Data excerpts

·····

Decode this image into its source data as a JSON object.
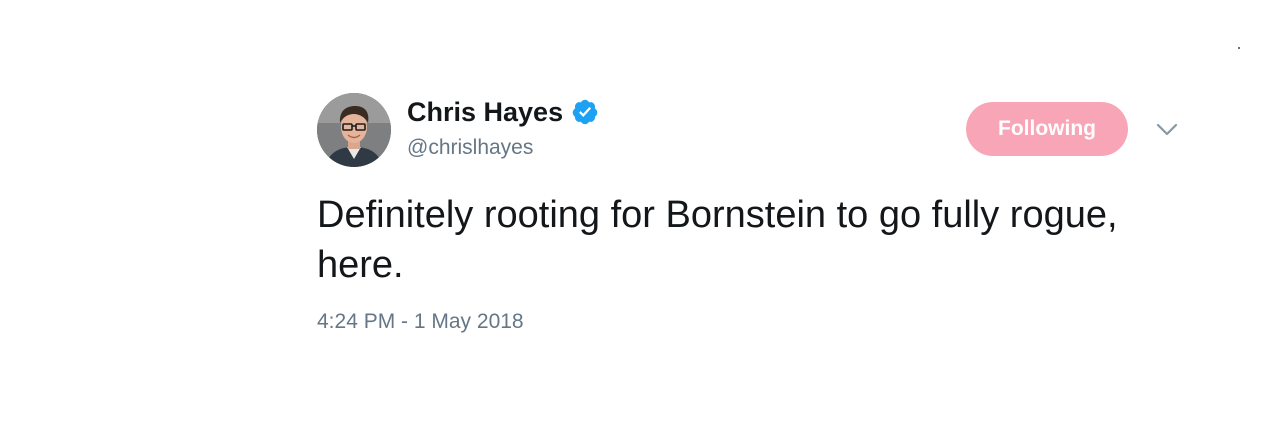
{
  "author": {
    "name": "Chris Hayes",
    "handle": "@chrislhayes",
    "verified": true,
    "verified_color": "#1da1f2"
  },
  "follow_button": {
    "label": "Following",
    "color": "#f8a6b7"
  },
  "tweet": {
    "text": "Definitely rooting for Bornstein to go fully rogue, here.",
    "timestamp": "4:24 PM - 1 May 2018"
  },
  "icons": {
    "verified": "verified-badge-icon",
    "menu": "chevron-down-icon"
  },
  "colors": {
    "text_primary": "#14171a",
    "text_secondary": "#657786",
    "background": "#ffffff"
  }
}
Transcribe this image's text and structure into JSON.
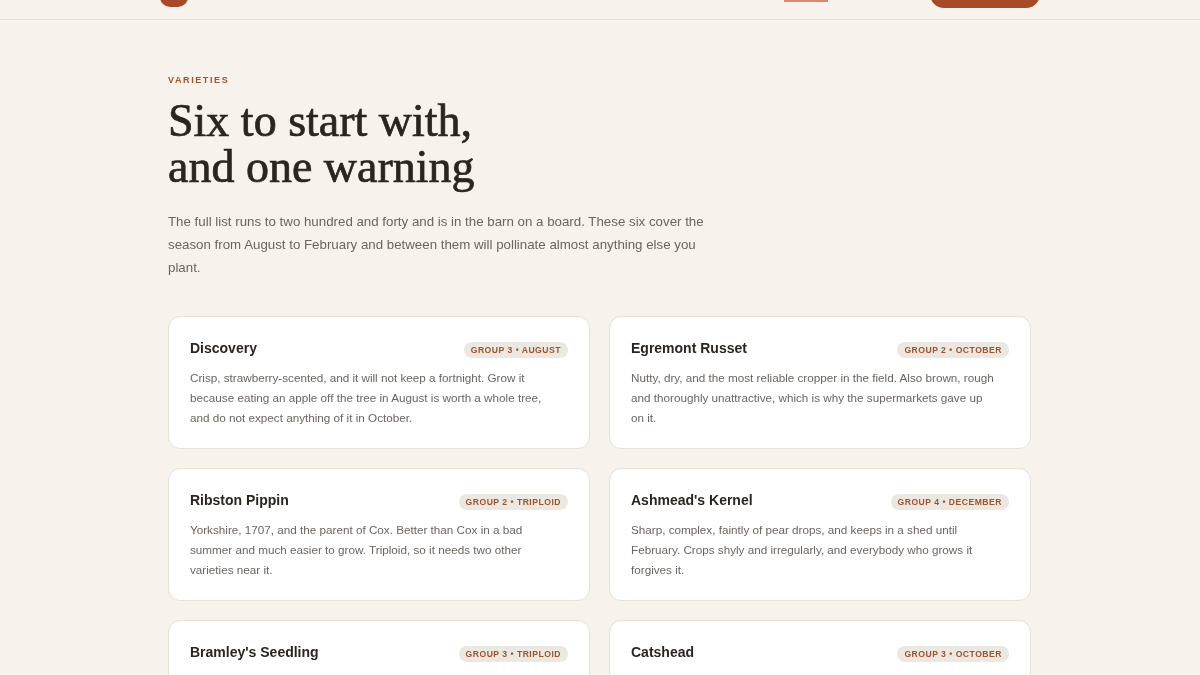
{
  "section": {
    "eyebrow": "VARIETIES",
    "title_lines": [
      "Six to start with,",
      "and one warning"
    ],
    "intro": "The full list runs to two hundred and forty and is in the barn on a board. These six cover the season from August to February and between them will pollinate almost anything else you plant."
  },
  "varieties": [
    {
      "name": "Discovery",
      "badge": "GROUP 3 • AUGUST",
      "description": "Crisp, strawberry-scented, and it will not keep a fortnight. Grow it because eating an apple off the tree in August is worth a whole tree, and do not expect anything of it in October."
    },
    {
      "name": "Egremont Russet",
      "badge": "GROUP 2 • OCTOBER",
      "description": "Nutty, dry, and the most reliable cropper in the field. Also brown, rough and thoroughly unattractive, which is why the supermarkets gave up on it."
    },
    {
      "name": "Ribston Pippin",
      "badge": "GROUP 2 • TRIPLOID",
      "description": "Yorkshire, 1707, and the parent of Cox. Better than Cox in a bad summer and much easier to grow. Triploid, so it needs two other varieties near it."
    },
    {
      "name": "Ashmead's Kernel",
      "badge": "GROUP 4 • DECEMBER",
      "description": "Sharp, complex, faintly of pear drops, and keeps in a shed until February. Crops shyly and irregularly, and everybody who grows it forgives it."
    },
    {
      "name": "Bramley's Seedling",
      "badge": "GROUP 3 • TRIPLOID"
    },
    {
      "name": "Catshead",
      "badge": "GROUP 3 • OCTOBER"
    }
  ]
}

·····

**Directions for this task:** Every record above should be transcribed exactly; the pictures stay out of the copy.

**In response:**
Decode this image into its source data as a JSON object.
{
  "author": {
    "name": "Chris Hayes",
    "handle": "@chrislhayes",
    "verified": true,
    "verified_color": "#1da1f2"
  },
  "follow_button": {
    "label": "Following",
    "color": "#f8a6b7"
  },
  "tweet": {
    "text": "Definitely rooting for Bornstein to go fully rogue, here.",
    "timestamp": "4:24 PM - 1 May 2018"
  },
  "icons": {
    "verified": "verified-badge-icon",
    "menu": "chevron-down-icon"
  },
  "colors": {
    "text_primary": "#14171a",
    "text_secondary": "#657786",
    "background": "#ffffff"
  }
}
Transcribe this image's text and structure into JSON.
{
  "section": {
    "eyebrow": "VARIETIES",
    "title_lines": [
      "Six to start with,",
      "and one warning"
    ],
    "intro": "The full list runs to two hundred and forty and is in the barn on a board. These six cover the season from August to February and between them will pollinate almost anything else you plant."
  },
  "varieties": [
    {
      "name": "Discovery",
      "badge": "GROUP 3 • AUGUST",
      "description": "Crisp, strawberry-scented, and it will not keep a fortnight. Grow it because eating an apple off the tree in August is worth a whole tree, and do not expect anything of it in October."
    },
    {
      "name": "Egremont Russet",
      "badge": "GROUP 2 • OCTOBER",
      "description": "Nutty, dry, and the most reliable cropper in the field. Also brown, rough and thoroughly unattractive, which is why the supermarkets gave up on it."
    },
    {
      "name": "Ribston Pippin",
      "badge": "GROUP 2 • TRIPLOID",
      "description": "Yorkshire, 1707, and the parent of Cox. Better than Cox in a bad summer and much easier to grow. Triploid, so it needs two other varieties near it."
    },
    {
      "name": "Ashmead's Kernel",
      "badge": "GROUP 4 • DECEMBER",
      "description": "Sharp, complex, faintly of pear drops, and keeps in a shed until February. Crops shyly and irregularly, and everybody who grows it forgives it."
    },
    {
      "name": "Bramley's Seedling",
      "badge": "GROUP 3 • TRIPLOID"
    },
    {
      "name": "Catshead",
      "badge": "GROUP 3 • OCTOBER"
    }
  ]
}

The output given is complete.